## SHORT EXERCISE
All the records that follow need to be reproduced exactly. Omit the images.
----- EXERCISE MATERIALS -----
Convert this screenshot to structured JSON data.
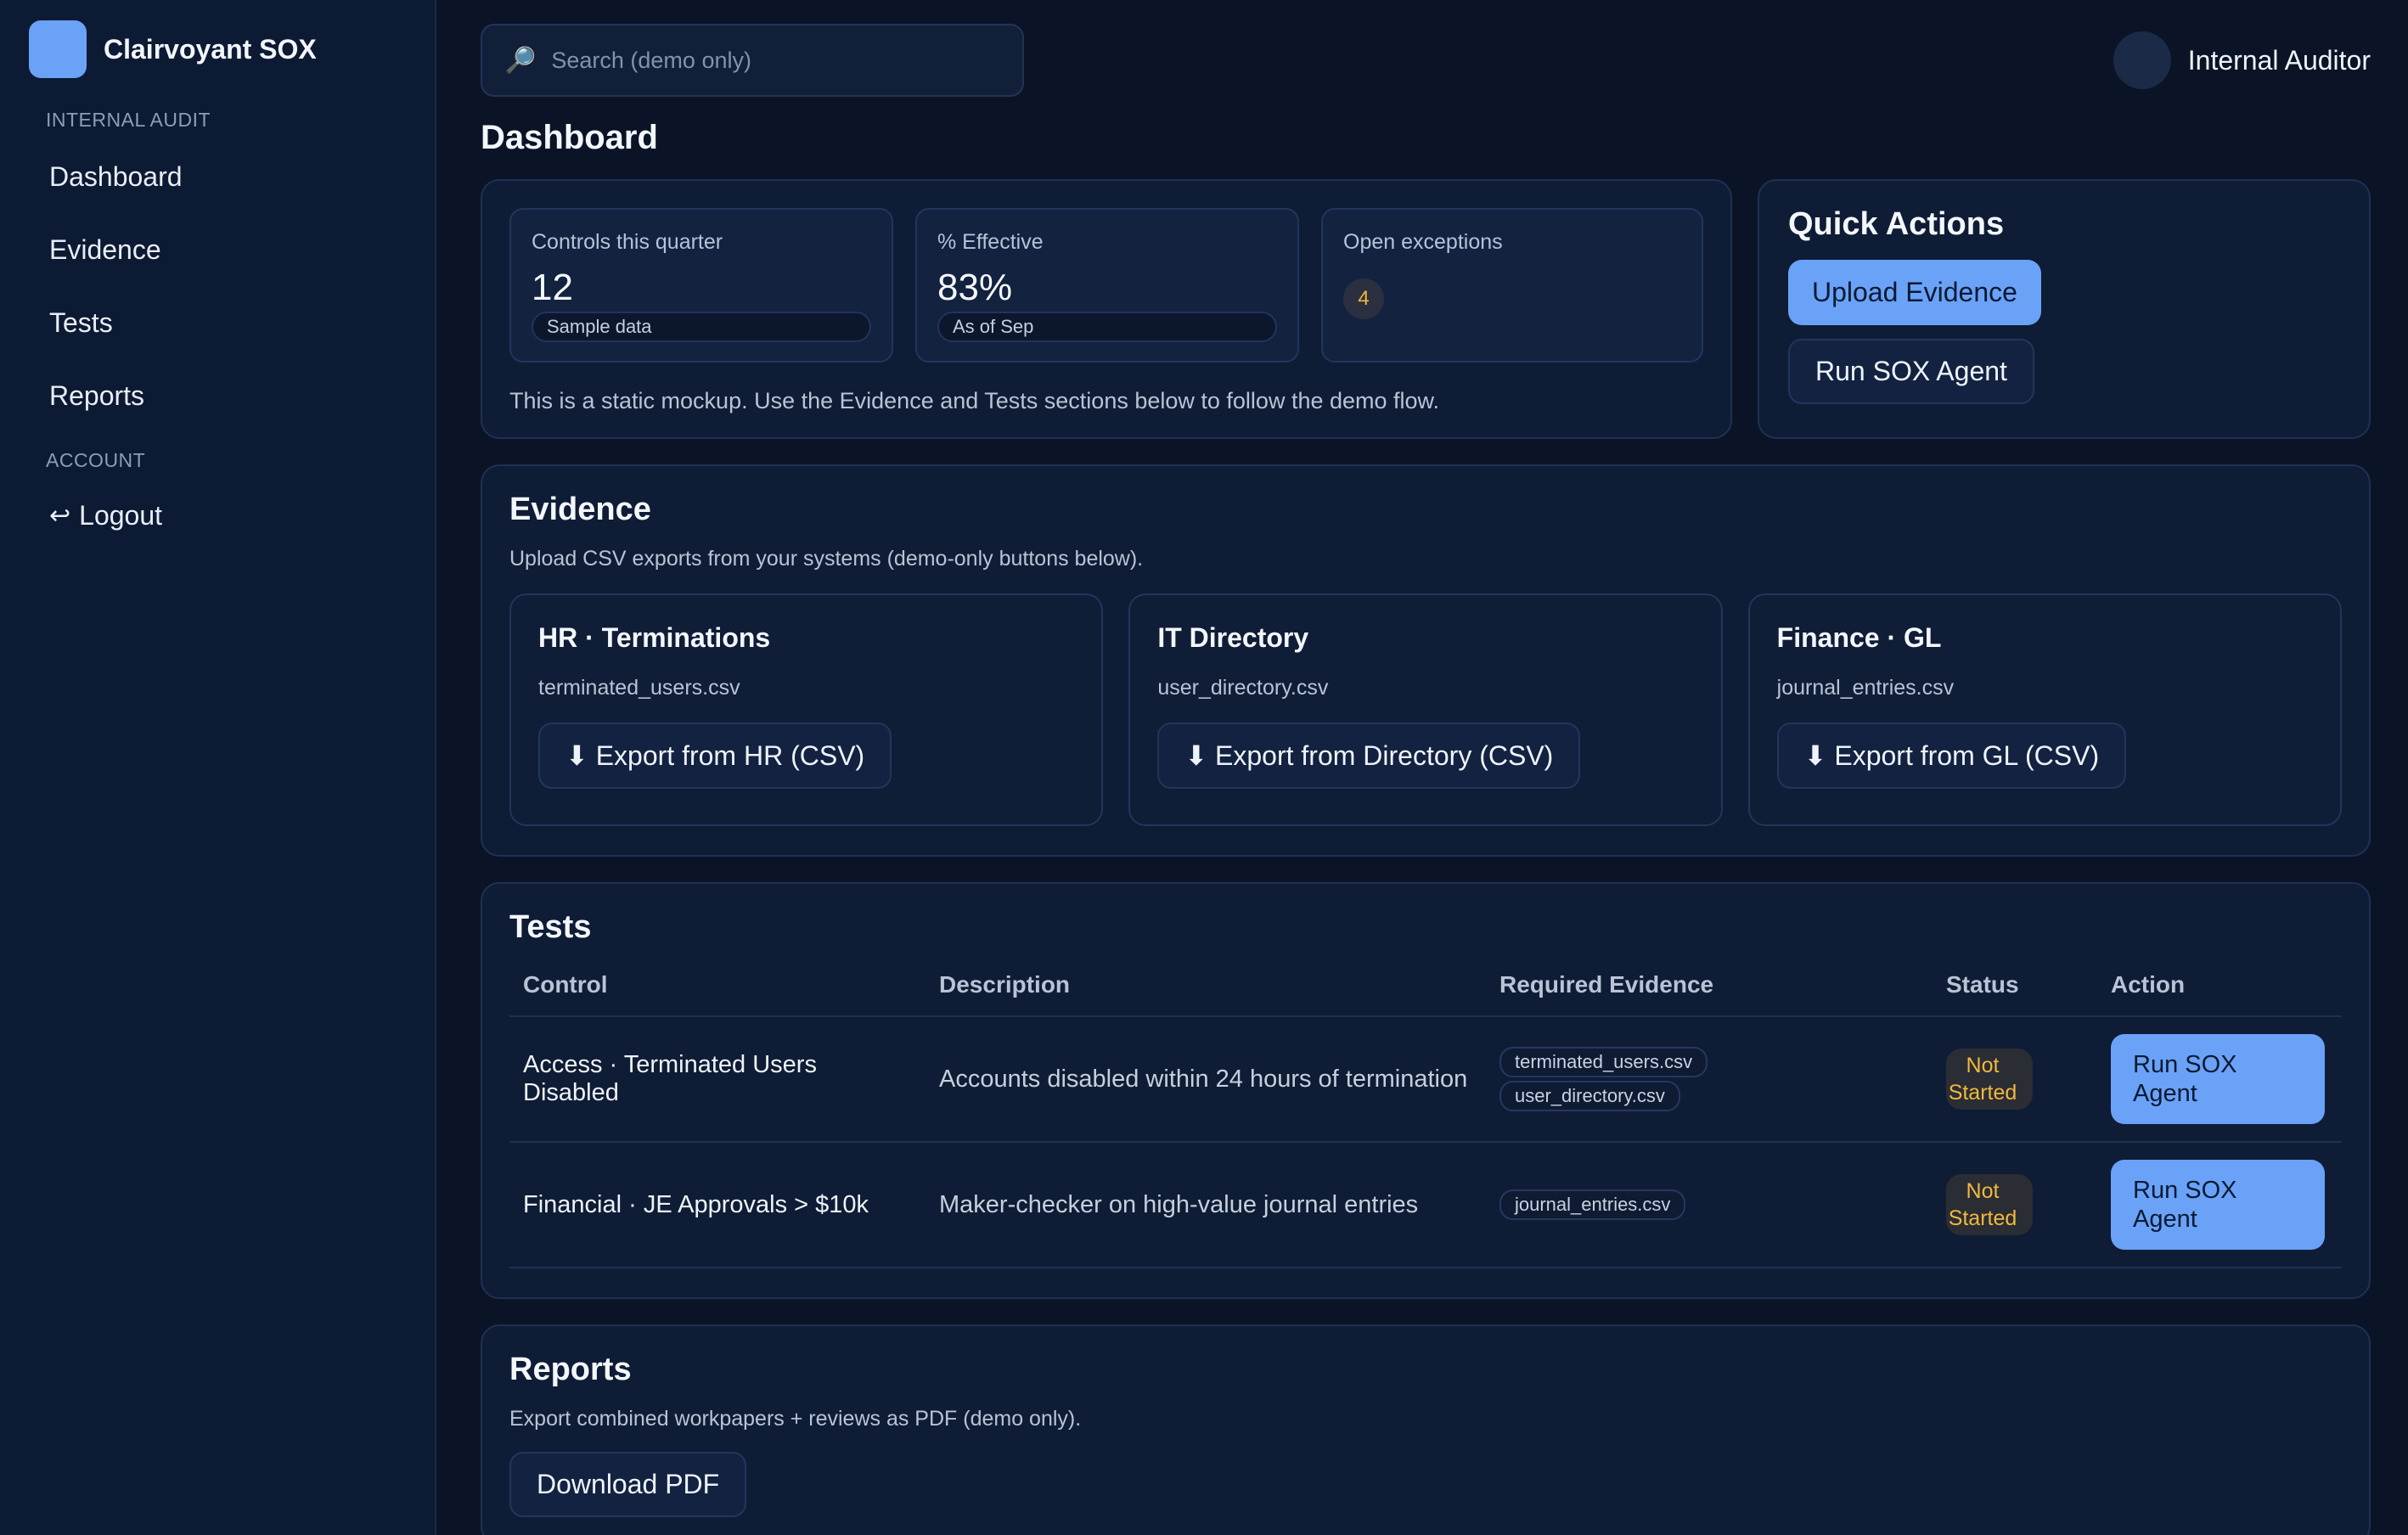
{
  "brand": {
    "name": "Clairvoyant SOX"
  },
  "sidebar": {
    "section_internal": "INTERNAL AUDIT",
    "items": [
      {
        "label": "Dashboard"
      },
      {
        "label": "Evidence"
      },
      {
        "label": "Tests"
      },
      {
        "label": "Reports"
      }
    ],
    "section_account": "ACCOUNT",
    "logout": {
      "glyph": "↩",
      "label": "Logout"
    }
  },
  "search": {
    "placeholder": "Search (demo only)",
    "icon": "search-icon"
  },
  "user": {
    "name": "Internal Auditor"
  },
  "page_title": "Dashboard",
  "overview": {
    "stats": [
      {
        "label": "Controls this quarter",
        "value": "12",
        "sub": "Sample data"
      },
      {
        "label": "% Effective",
        "value": "83%",
        "sub": "As of Sep"
      },
      {
        "label": "Open exceptions",
        "badge": "4"
      }
    ],
    "note": "This is a static mockup. Use the Evidence and Tests sections below to follow the demo flow."
  },
  "quick_actions": {
    "title": "Quick Actions",
    "upload": "Upload Evidence",
    "run": "Run SOX Agent"
  },
  "evidence": {
    "title": "Evidence",
    "desc": "Upload CSV exports from your systems (demo-only buttons below).",
    "cards": [
      {
        "title": "HR · Terminations",
        "file": "terminated_users.csv",
        "button": "⬇ Export from HR (CSV)"
      },
      {
        "title": "IT Directory",
        "file": "user_directory.csv",
        "button": "⬇ Export from Directory (CSV)"
      },
      {
        "title": "Finance · GL",
        "file": "journal_entries.csv",
        "button": "⬇ Export from GL (CSV)"
      }
    ]
  },
  "tests": {
    "title": "Tests",
    "columns": [
      "Control",
      "Description",
      "Required Evidence",
      "Status",
      "Action"
    ],
    "rows": [
      {
        "control": "Access · Terminated Users Disabled",
        "description": "Accounts disabled within 24 hours of termination",
        "evidence": [
          "terminated_users.csv",
          "user_directory.csv"
        ],
        "status_line1": "Not",
        "status_line2": "Started",
        "action": "Run SOX Agent"
      },
      {
        "control": "Financial · JE Approvals > $10k",
        "description": "Maker-checker on high-value journal entries",
        "evidence": [
          "journal_entries.csv"
        ],
        "status_line1": "Not",
        "status_line2": "Started",
        "action": "Run SOX Agent"
      }
    ]
  },
  "reports": {
    "title": "Reports",
    "desc": "Export combined workpapers + reviews as PDF (demo only).",
    "button": "Download PDF"
  },
  "colors": {
    "accent": "#6aa2f7",
    "warning": "#f1b93b",
    "background": "#0b1426"
  }
}
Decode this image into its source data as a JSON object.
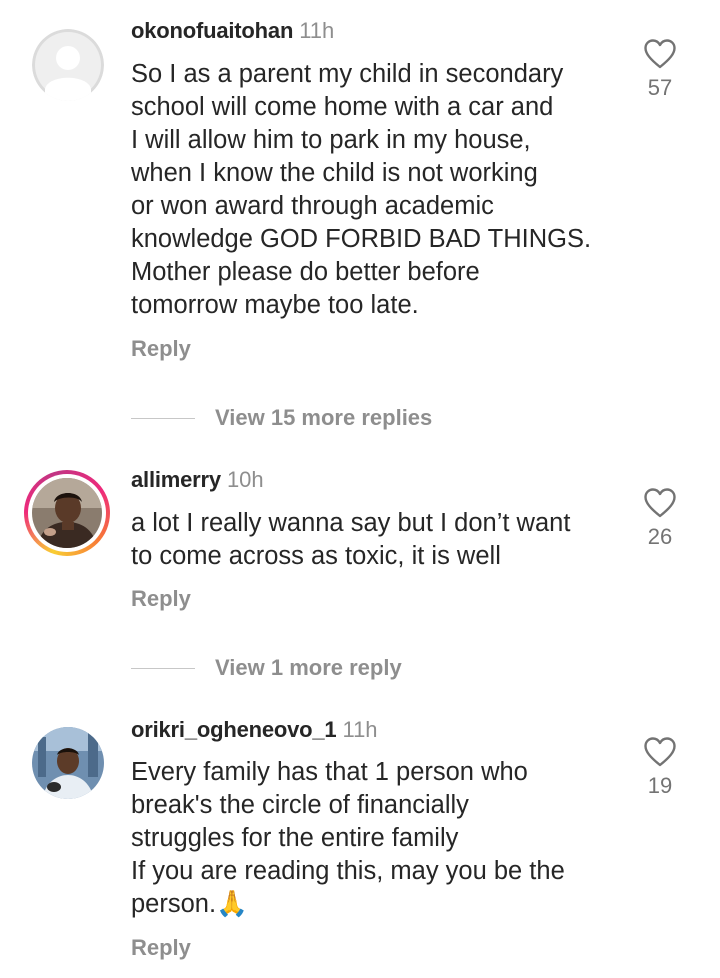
-----
## ANSWER BELOW
Convert this screenshot to structured JSON data.
{
  "brand": {
    "name": "Clairvoyant SOX"
  },
  "sidebar": {
    "section_internal": "INTERNAL AUDIT",
    "items": [
      {
        "label": "Dashboard"
      },
      {
        "label": "Evidence"
      },
      {
        "label": "Tests"
      },
      {
        "label": "Reports"
      }
    ],
    "section_account": "ACCOUNT",
    "logout": {
      "glyph": "↩",
      "label": "Logout"
    }
  },
  "search": {
    "placeholder": "Search (demo only)",
    "icon": "search-icon"
  },
  "user": {
    "name": "Internal Auditor"
  },
  "page_title": "Dashboard",
  "overview": {
    "stats": [
      {
        "label": "Controls this quarter",
        "value": "12",
        "sub": "Sample data"
      },
      {
        "label": "% Effective",
        "value": "83%",
        "sub": "As of Sep"
      },
      {
        "label": "Open exceptions",
        "badge": "4"
      }
    ],
    "note": "This is a static mockup. Use the Evidence and Tests sections below to follow the demo flow."
  },
  "quick_actions": {
    "title": "Quick Actions",
    "upload": "Upload Evidence",
    "run": "Run SOX Agent"
  },
  "evidence": {
    "title": "Evidence",
    "desc": "Upload CSV exports from your systems (demo-only buttons below).",
    "cards": [
      {
        "title": "HR · Terminations",
        "file": "terminated_users.csv",
        "button": "⬇ Export from HR (CSV)"
      },
      {
        "title": "IT Directory",
        "file": "user_directory.csv",
        "button": "⬇ Export from Directory (CSV)"
      },
      {
        "title": "Finance · GL",
        "file": "journal_entries.csv",
        "button": "⬇ Export from GL (CSV)"
      }
    ]
  },
  "tests": {
    "title": "Tests",
    "columns": [
      "Control",
      "Description",
      "Required Evidence",
      "Status",
      "Action"
    ],
    "rows": [
      {
        "control": "Access · Terminated Users Disabled",
        "description": "Accounts disabled within 24 hours of termination",
        "evidence": [
          "terminated_users.csv",
          "user_directory.csv"
        ],
        "status_line1": "Not",
        "status_line2": "Started",
        "action": "Run SOX Agent"
      },
      {
        "control": "Financial · JE Approvals > $10k",
        "description": "Maker-checker on high-value journal entries",
        "evidence": [
          "journal_entries.csv"
        ],
        "status_line1": "Not",
        "status_line2": "Started",
        "action": "Run SOX Agent"
      }
    ]
  },
  "reports": {
    "title": "Reports",
    "desc": "Export combined workpapers + reviews as PDF (demo only).",
    "button": "Download PDF"
  },
  "colors": {
    "accent": "#6aa2f7",
    "warning": "#f1b93b",
    "background": "#0b1426"
  }
}
Decode this image into its source data as a JSON object.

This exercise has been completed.